LISTED ENTRIES:

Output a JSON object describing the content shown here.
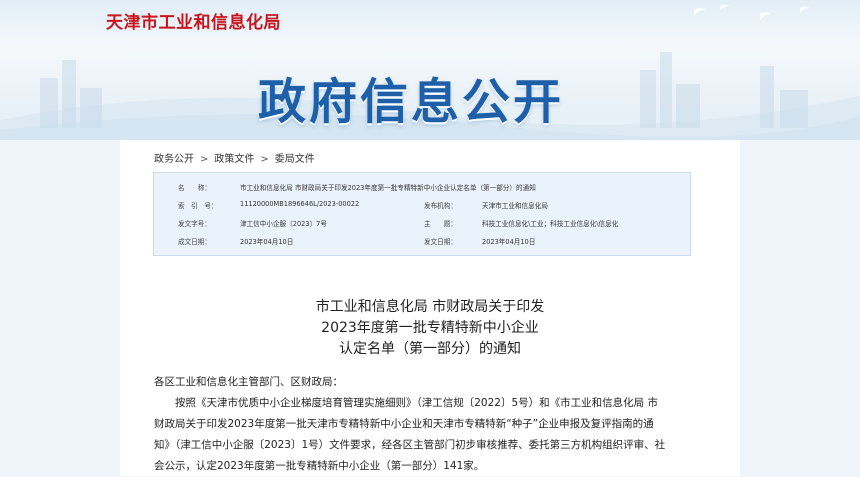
{
  "header": {
    "site_name": "天津市工业和信息化局",
    "banner_title": "政府信息公开"
  },
  "breadcrumb": {
    "items": [
      "政务公开",
      "政策文件",
      "委局文件"
    ],
    "separator": ">"
  },
  "meta": {
    "name_label": "名　　称：",
    "name_value": "市工业和信息化局 市财政局关于印发2023年度第一批专精特新中小企业认定名单（第一部分）的通知",
    "index_label": "索　引　号：",
    "index_value": "11120000MB1896646L/2023-00022",
    "issuer_label": "发布机构：",
    "issuer_value": "天津市工业和信息化局",
    "docno_label": "发文字号：",
    "docno_value": "津工信中小企服〔2023〕7号",
    "topic_label": "主　　题：",
    "topic_value": "科技工业信息化\\工业；科技工业信息化\\信息化",
    "created_label": "成文日期：",
    "created_value": "2023年04月10日",
    "published_label": "发文日期：",
    "published_value": "2023年04月10日"
  },
  "document": {
    "title_line1": "市工业和信息化局 市财政局关于印发",
    "title_line2": "2023年度第一批专精特新中小企业",
    "title_line3": "认定名单（第一部分）的通知",
    "salutation": "各区工业和信息化主管部门、区财政局：",
    "line1": "按照《天津市优质中小企业梯度培育管理实施细则》（津工信规〔2022〕5号）和《市工业和信息化局 市",
    "line2": "财政局关于印发2023年度第一批天津市专精特新中小企业和天津市专精特新“种子”企业申报及复评指南的通",
    "line3": "知》（津工信中小企服〔2023〕1号）文件要求，经各区主管部门初步审核推荐、委托第三方机构组织评审、社",
    "line4": "会公示，认定2023年度第一批专精特新中小企业（第一部分）141家。"
  },
  "colors": {
    "site_name": "#c8151d",
    "banner_title": "#1d5fa8",
    "meta_background": "#eaf3fb"
  }
}
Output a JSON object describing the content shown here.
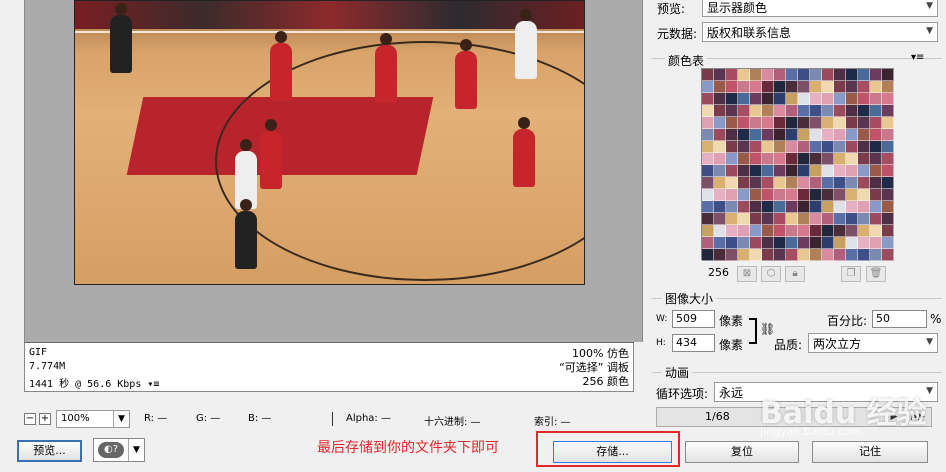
{
  "info": {
    "format": "GIF",
    "size": "7.774M",
    "time": "1441 秒 @ 56.6 Kbps",
    "quality_line": "100% 仿色",
    "palette_line": "“可选择” 调板",
    "colors_line": "256 颜色"
  },
  "status_bar": {
    "zoom": "100%",
    "r": "R: —",
    "g": "G: —",
    "b": "B: —",
    "alpha": "Alpha: —",
    "hex": "十六进制: —",
    "index": "索引: —"
  },
  "buttons": {
    "preview": "预览...",
    "save": "存储...",
    "reset": "复位",
    "remember": "记住"
  },
  "caption": "最后存储到你的文件夹下即可",
  "right_panel": {
    "preview_label": "预览:",
    "preview_value": "显示器颜色",
    "metadata_label": "元数据:",
    "metadata_value": "版权和联系信息",
    "color_table_title": "颜色表",
    "color_count": "256",
    "image_size_title": "图像大小",
    "width_label": "W:",
    "width_value": "509",
    "height_label": "H:",
    "height_value": "434",
    "pixel_unit": "像素",
    "percent_label": "百分比:",
    "percent_value": "50",
    "percent_unit": "%",
    "quality_label": "品质:",
    "quality_value": "两次立方",
    "animation_title": "动画",
    "loop_label": "循环选项:",
    "loop_value": "永远",
    "frame_counter": "1/68"
  },
  "watermark": {
    "main": "Baidu 经验",
    "sub": "jingyan.baidu.com"
  },
  "palette_colors": [
    "#7a3c4a",
    "#c0526a",
    "#6e3b5c",
    "#d98aa0",
    "#4a2c3a",
    "#e6b0c2",
    "#9c4a5e",
    "#5a3550",
    "#c87a8c",
    "#3a2430",
    "#b0607a",
    "#7e5068",
    "#e0a0b4",
    "#4e3046",
    "#a84c62",
    "#d6788e"
  ]
}
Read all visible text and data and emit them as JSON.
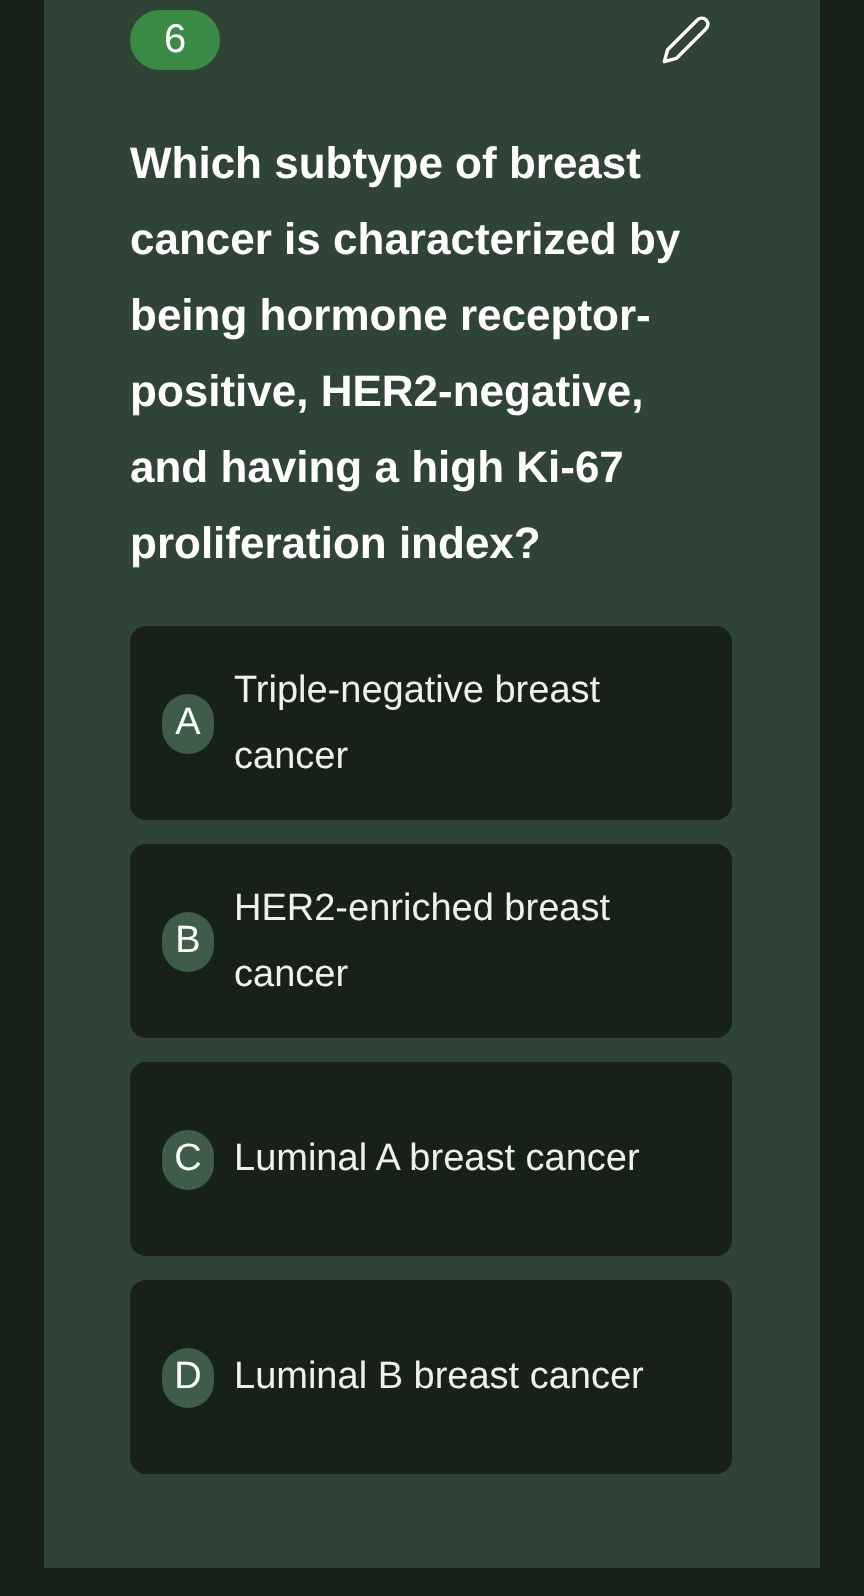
{
  "question": {
    "number": "6",
    "text": "Which subtype of breast cancer is characterized by being hormone receptor-positive, HER2-negative, and having a high Ki-67 proliferation index?"
  },
  "options": [
    {
      "letter": "A",
      "text": "Triple-negative breast cancer"
    },
    {
      "letter": "B",
      "text": "HER2-enriched breast cancer"
    },
    {
      "letter": "C",
      "text": "Luminal A breast cancer"
    },
    {
      "letter": "D",
      "text": "Luminal B breast cancer"
    }
  ]
}
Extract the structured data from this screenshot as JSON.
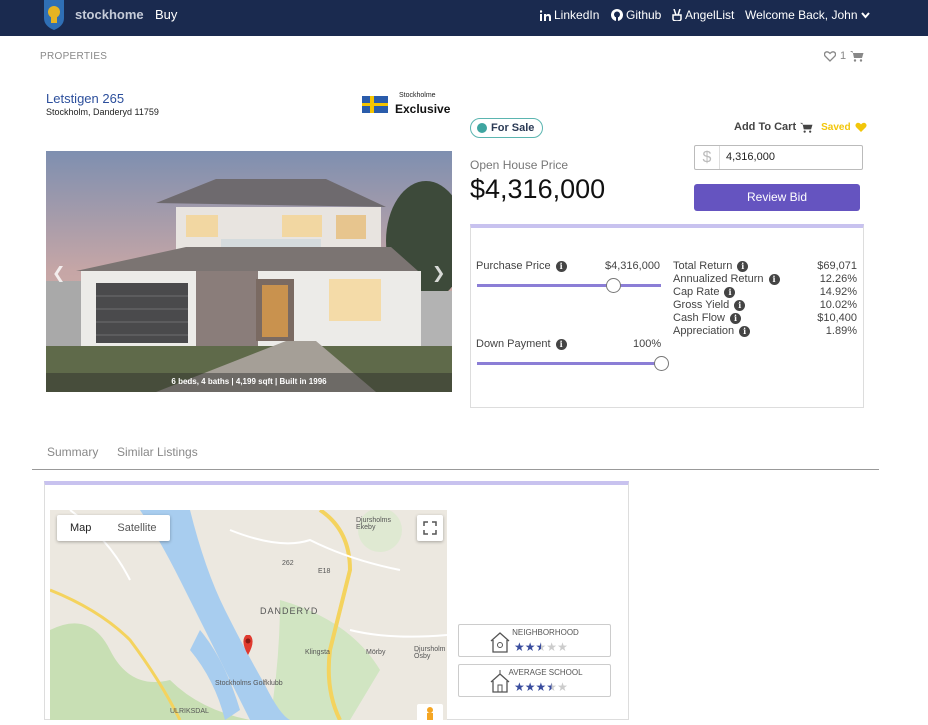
{
  "navbar": {
    "brand": "stockhome",
    "buy": "Buy",
    "linkedin": "LinkedIn",
    "github": "Github",
    "angellist": "AngelList",
    "welcome": "Welcome Back, John"
  },
  "page": {
    "section_label": "PROPERTIES",
    "saved_count": "1"
  },
  "listing": {
    "address": "Letstigen 265",
    "locality": "Stockholm, Danderyd 11759",
    "exclusive_small": "Stockholme",
    "exclusive_big": "Exclusive",
    "photo_caption": "6 beds, 4 baths | 4,199 sqft | Built in 1996",
    "status": "For Sale",
    "add_to_cart": "Add To Cart",
    "saved": "Saved",
    "open_house_label": "Open House Price",
    "open_house_price": "$4,316,000"
  },
  "bid": {
    "currency_symbol": "$",
    "value": "4,316,000",
    "button": "Review Bid"
  },
  "calculator": {
    "purchase_price_label": "Purchase Price",
    "purchase_price_value": "$4,316,000",
    "purchase_slider_fraction": 0.74,
    "down_payment_label": "Down Payment",
    "down_payment_value": "100%",
    "down_payment_slider_fraction": 1.0,
    "metrics": [
      {
        "label": "Total Return",
        "value": "$69,071"
      },
      {
        "label": "Annualized Return",
        "value": "12.26%"
      },
      {
        "label": "Cap Rate",
        "value": "14.92%"
      },
      {
        "label": "Gross Yield",
        "value": "10.02%"
      },
      {
        "label": "Cash Flow",
        "value": "$10,400"
      },
      {
        "label": "Appreciation",
        "value": "1.89%"
      }
    ]
  },
  "tabs": [
    {
      "label": "Summary"
    },
    {
      "label": "Similar Listings"
    }
  ],
  "map": {
    "map_button": "Map",
    "satellite_button": "Satellite",
    "labels": {
      "danderyd": "DANDERYD",
      "djursholms_ekeby": "Djursholms Ekeby",
      "klingsta": "Klingsta",
      "morby": "Mörby",
      "djursholm_osby": "Djursholm Ösby",
      "golfklubb": "Stockholms Golfklubb",
      "ulriksdal": "ULRIKSDAL",
      "road_262": "262",
      "road_e18": "E18"
    }
  },
  "ratings": [
    {
      "title": "NEIGHBORHOOD",
      "stars": 2.5,
      "max": 5
    },
    {
      "title": "AVERAGE SCHOOL",
      "stars": 3.5,
      "max": 5
    }
  ]
}
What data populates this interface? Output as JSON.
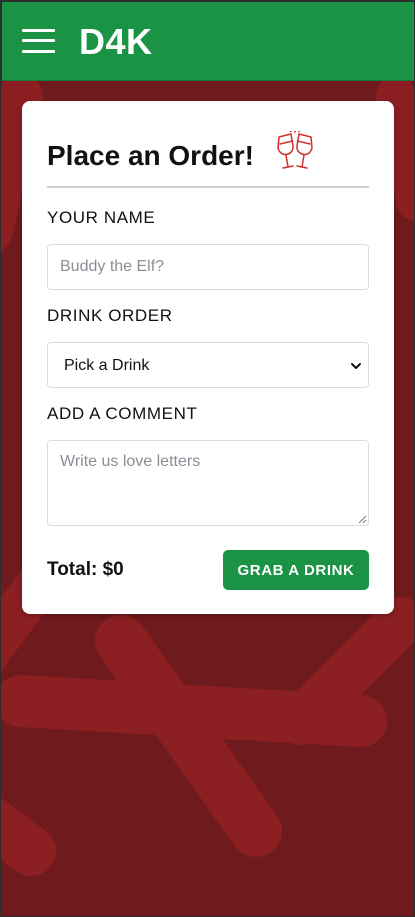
{
  "header": {
    "brand": "D4K",
    "menu_icon": "hamburger-menu-icon",
    "background_color": "#1a9345"
  },
  "page": {
    "background_color": "#6f1a1d"
  },
  "order_form": {
    "title": "Place an Order!",
    "title_icon": "clinking-glasses-icon",
    "name": {
      "label": "YOUR NAME",
      "value": "",
      "placeholder": "Buddy the Elf?"
    },
    "drink": {
      "label": "DRINK ORDER",
      "selected": "Pick a Drink"
    },
    "comment": {
      "label": "ADD A COMMENT",
      "value": "",
      "placeholder": "Write us love letters"
    },
    "total": "Total: $0",
    "submit_label": "GRAB A DRINK",
    "accent_color": "#1a9345",
    "icon_color": "#d0312d"
  }
}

TASK REQUIREMENTS:
Using the records above, extract exactly and only the lines from the one with "What data populates" through the final line, inclusive, leaving out pictures.

FINISHED TASK:
What data populates this interface? Output as JSON.
{
  "header": {
    "brand": "D4K",
    "menu_icon": "hamburger-menu-icon",
    "background_color": "#1a9345"
  },
  "page": {
    "background_color": "#6f1a1d"
  },
  "order_form": {
    "title": "Place an Order!",
    "title_icon": "clinking-glasses-icon",
    "name": {
      "label": "YOUR NAME",
      "value": "",
      "placeholder": "Buddy the Elf?"
    },
    "drink": {
      "label": "DRINK ORDER",
      "selected": "Pick a Drink"
    },
    "comment": {
      "label": "ADD A COMMENT",
      "value": "",
      "placeholder": "Write us love letters"
    },
    "total": "Total: $0",
    "submit_label": "GRAB A DRINK",
    "accent_color": "#1a9345",
    "icon_color": "#d0312d"
  }
}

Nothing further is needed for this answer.